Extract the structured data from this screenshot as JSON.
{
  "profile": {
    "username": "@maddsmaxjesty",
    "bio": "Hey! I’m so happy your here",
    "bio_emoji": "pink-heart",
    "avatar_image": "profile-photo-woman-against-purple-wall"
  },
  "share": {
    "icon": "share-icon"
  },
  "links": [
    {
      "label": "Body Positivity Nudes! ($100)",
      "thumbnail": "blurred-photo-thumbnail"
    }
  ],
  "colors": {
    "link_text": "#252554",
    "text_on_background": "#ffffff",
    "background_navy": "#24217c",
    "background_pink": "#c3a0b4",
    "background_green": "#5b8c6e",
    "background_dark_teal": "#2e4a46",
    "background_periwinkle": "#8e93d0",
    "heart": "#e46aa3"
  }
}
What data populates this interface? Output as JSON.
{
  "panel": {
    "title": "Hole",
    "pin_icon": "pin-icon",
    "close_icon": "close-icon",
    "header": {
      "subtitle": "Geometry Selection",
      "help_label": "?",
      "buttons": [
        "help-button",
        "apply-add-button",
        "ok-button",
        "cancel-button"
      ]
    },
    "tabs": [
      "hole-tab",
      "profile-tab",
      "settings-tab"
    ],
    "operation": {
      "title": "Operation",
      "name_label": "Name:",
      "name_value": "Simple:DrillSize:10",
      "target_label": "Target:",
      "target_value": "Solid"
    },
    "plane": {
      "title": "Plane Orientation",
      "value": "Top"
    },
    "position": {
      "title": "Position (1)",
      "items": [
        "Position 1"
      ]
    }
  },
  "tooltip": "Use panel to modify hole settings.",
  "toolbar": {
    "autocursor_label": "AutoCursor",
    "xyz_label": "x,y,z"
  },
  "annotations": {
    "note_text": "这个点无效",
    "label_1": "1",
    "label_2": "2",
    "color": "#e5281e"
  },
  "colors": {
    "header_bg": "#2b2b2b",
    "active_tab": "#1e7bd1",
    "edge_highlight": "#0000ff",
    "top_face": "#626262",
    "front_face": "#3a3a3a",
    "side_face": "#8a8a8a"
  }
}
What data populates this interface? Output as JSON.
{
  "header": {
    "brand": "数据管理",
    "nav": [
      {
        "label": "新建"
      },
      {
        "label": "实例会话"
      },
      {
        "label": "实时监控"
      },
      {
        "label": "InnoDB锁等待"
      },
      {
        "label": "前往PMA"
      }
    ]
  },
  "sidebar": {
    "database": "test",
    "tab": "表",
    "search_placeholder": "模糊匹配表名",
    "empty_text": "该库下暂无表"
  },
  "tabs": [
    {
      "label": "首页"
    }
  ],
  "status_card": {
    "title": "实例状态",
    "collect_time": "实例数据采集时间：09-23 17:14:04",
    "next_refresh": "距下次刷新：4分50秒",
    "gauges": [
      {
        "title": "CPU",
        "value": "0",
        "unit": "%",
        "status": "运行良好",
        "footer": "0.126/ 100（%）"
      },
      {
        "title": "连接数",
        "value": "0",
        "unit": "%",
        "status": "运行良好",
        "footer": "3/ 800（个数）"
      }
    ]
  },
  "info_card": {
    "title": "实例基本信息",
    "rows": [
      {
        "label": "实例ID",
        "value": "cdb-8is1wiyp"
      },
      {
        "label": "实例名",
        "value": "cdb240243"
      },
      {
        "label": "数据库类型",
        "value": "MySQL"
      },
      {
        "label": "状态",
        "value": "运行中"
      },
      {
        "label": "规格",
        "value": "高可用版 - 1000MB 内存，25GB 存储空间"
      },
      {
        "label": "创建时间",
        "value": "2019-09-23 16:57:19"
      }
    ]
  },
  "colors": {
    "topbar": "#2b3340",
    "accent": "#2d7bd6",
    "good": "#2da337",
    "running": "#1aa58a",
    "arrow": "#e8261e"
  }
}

+ + + + +

**WHAT YOU ARE ASKED TO DO**
Write out the whole listing again. Match it word for word.

**EXPECTED ANSWER**
Extract the structured data from this screenshot as JSON.
{
  "profile": {
    "username": "@maddsmaxjesty",
    "bio": "Hey! I’m so happy your here",
    "bio_emoji": "pink-heart",
    "avatar_image": "profile-photo-woman-against-purple-wall"
  },
  "share": {
    "icon": "share-icon"
  },
  "links": [
    {
      "label": "Body Positivity Nudes! ($100)",
      "thumbnail": "blurred-photo-thumbnail"
    }
  ],
  "colors": {
    "link_text": "#252554",
    "text_on_background": "#ffffff",
    "background_navy": "#24217c",
    "background_pink": "#c3a0b4",
    "background_green": "#5b8c6e",
    "background_dark_teal": "#2e4a46",
    "background_periwinkle": "#8e93d0",
    "heart": "#e46aa3"
  }
}
What data populates this interface? Output as JSON.
{
  "panel": {
    "title": "Hole",
    "pin_icon": "pin-icon",
    "close_icon": "close-icon",
    "header": {
      "subtitle": "Geometry Selection",
      "help_label": "?",
      "buttons": [
        "help-button",
        "apply-add-button",
        "ok-button",
        "cancel-button"
      ]
    },
    "tabs": [
      "hole-tab",
      "profile-tab",
      "settings-tab"
    ],
    "operation": {
      "title": "Operation",
      "name_label": "Name:",
      "name_value": "Simple:DrillSize:10",
      "target_label": "Target:",
      "target_value": "Solid"
    },
    "plane": {
      "title": "Plane Orientation",
      "value": "Top"
    },
    "position": {
      "title": "Position (1)",
      "items": [
        "Position 1"
      ]
    }
  },
  "tooltip": "Use panel to modify hole settings.",
  "toolbar": {
    "autocursor_label": "AutoCursor",
    "xyz_label": "x,y,z"
  },
  "annotations": {
    "note_text": "这个点无效",
    "label_1": "1",
    "label_2": "2",
    "color": "#e5281e"
  },
  "colors": {
    "header_bg": "#2b2b2b",
    "active_tab": "#1e7bd1",
    "edge_highlight": "#0000ff",
    "top_face": "#626262",
    "front_face": "#3a3a3a",
    "side_face": "#8a8a8a"
  }
}
What data populates this interface? Output as JSON.
{
  "header": {
    "brand": "数据管理",
    "nav": [
      {
        "label": "新建"
      },
      {
        "label": "实例会话"
      },
      {
        "label": "实时监控"
      },
      {
        "label": "InnoDB锁等待"
      },
      {
        "label": "前往PMA"
      }
    ]
  },
  "sidebar": {
    "database": "test",
    "tab": "表",
    "search_placeholder": "模糊匹配表名",
    "empty_text": "该库下暂无表"
  },
  "tabs": [
    {
      "label": "首页"
    }
  ],
  "status_card": {
    "title": "实例状态",
    "collect_time": "实例数据采集时间：09-23 17:14:04",
    "next_refresh": "距下次刷新：4分50秒",
    "gauges": [
      {
        "title": "CPU",
        "value": "0",
        "unit": "%",
        "status": "运行良好",
        "footer": "0.126/ 100（%）"
      },
      {
        "title": "连接数",
        "value": "0",
        "unit": "%",
        "status": "运行良好",
        "footer": "3/ 800（个数）"
      }
    ]
  },
  "info_card": {
    "title": "实例基本信息",
    "rows": [
      {
        "label": "实例ID",
        "value": "cdb-8is1wiyp"
      },
      {
        "label": "实例名",
        "value": "cdb240243"
      },
      {
        "label": "数据库类型",
        "value": "MySQL"
      },
      {
        "label": "状态",
        "value": "运行中"
      },
      {
        "label": "规格",
        "value": "高可用版 - 1000MB 内存，25GB 存储空间"
      },
      {
        "label": "创建时间",
        "value": "2019-09-23 16:57:19"
      }
    ]
  },
  "colors": {
    "topbar": "#2b3340",
    "accent": "#2d7bd6",
    "good": "#2da337",
    "running": "#1aa58a",
    "arrow": "#e8261e"
  }
}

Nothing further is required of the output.